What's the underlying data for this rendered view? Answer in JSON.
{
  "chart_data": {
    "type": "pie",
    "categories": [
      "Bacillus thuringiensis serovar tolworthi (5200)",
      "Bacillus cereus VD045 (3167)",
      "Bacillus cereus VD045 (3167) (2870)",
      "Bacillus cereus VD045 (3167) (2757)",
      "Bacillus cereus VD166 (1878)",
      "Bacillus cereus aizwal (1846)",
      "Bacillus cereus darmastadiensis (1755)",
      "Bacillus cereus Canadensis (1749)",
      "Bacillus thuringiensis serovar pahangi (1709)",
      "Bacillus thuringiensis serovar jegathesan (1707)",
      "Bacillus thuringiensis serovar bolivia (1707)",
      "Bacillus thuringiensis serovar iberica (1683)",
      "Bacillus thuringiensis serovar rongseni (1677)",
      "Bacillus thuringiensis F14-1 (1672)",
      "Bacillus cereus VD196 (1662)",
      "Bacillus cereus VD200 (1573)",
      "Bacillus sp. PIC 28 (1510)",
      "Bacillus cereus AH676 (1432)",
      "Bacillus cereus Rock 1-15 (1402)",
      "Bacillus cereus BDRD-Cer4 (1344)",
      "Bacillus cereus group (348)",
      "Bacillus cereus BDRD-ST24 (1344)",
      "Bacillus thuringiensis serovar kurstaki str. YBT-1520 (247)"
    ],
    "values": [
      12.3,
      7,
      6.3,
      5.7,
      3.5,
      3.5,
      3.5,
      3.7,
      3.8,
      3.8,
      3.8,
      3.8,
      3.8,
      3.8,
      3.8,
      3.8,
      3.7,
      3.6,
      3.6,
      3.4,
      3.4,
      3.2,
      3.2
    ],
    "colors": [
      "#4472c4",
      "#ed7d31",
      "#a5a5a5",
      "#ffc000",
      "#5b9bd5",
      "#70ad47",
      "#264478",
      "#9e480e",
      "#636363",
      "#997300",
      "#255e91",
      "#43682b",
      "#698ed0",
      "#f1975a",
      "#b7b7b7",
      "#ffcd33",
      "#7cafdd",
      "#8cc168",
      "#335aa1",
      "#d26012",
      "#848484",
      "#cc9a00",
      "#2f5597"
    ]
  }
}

++++++++++++++++++++

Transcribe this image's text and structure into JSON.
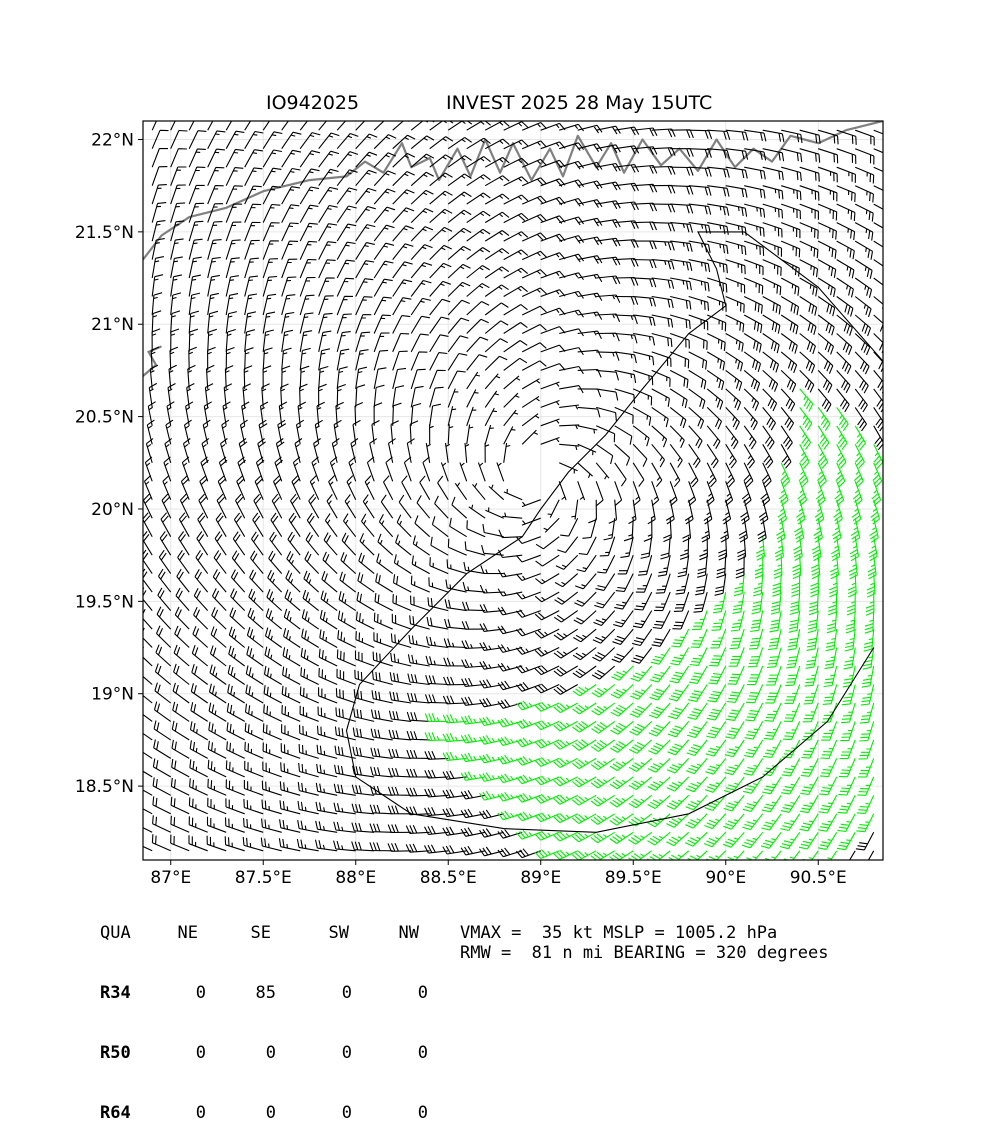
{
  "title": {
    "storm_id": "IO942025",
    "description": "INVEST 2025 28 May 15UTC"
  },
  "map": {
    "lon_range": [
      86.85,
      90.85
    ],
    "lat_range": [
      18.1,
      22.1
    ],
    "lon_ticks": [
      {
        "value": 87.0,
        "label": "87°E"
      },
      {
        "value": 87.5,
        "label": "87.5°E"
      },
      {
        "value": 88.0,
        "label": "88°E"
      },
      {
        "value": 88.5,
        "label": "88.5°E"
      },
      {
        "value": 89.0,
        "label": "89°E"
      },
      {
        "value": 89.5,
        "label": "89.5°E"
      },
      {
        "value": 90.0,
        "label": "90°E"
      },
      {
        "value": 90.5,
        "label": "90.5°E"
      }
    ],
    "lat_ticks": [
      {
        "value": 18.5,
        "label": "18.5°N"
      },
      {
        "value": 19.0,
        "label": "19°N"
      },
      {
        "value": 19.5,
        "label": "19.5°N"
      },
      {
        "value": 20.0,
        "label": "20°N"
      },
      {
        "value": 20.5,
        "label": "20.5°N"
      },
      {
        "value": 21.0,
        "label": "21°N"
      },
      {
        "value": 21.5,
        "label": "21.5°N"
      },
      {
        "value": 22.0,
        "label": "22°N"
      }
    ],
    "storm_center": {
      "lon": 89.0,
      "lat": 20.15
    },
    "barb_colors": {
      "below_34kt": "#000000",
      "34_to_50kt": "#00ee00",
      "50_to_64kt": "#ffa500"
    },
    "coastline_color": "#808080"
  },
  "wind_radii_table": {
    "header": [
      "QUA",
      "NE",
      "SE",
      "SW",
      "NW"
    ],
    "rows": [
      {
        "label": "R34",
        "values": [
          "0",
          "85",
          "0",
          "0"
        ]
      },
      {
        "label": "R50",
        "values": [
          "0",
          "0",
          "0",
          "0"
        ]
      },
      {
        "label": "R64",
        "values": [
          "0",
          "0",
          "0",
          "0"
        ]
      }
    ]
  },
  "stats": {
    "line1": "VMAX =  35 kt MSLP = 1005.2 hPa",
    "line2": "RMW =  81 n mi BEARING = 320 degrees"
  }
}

++++++++++++++++++++

▶ **THE PROBLEM**
Extract all lines of the records above that include "JSON".

▶ **WRITTEN RESPONSE**
What's the underlying data for this rendered view? Answer in JSON.
Transcribe this image's text and structure into JSON.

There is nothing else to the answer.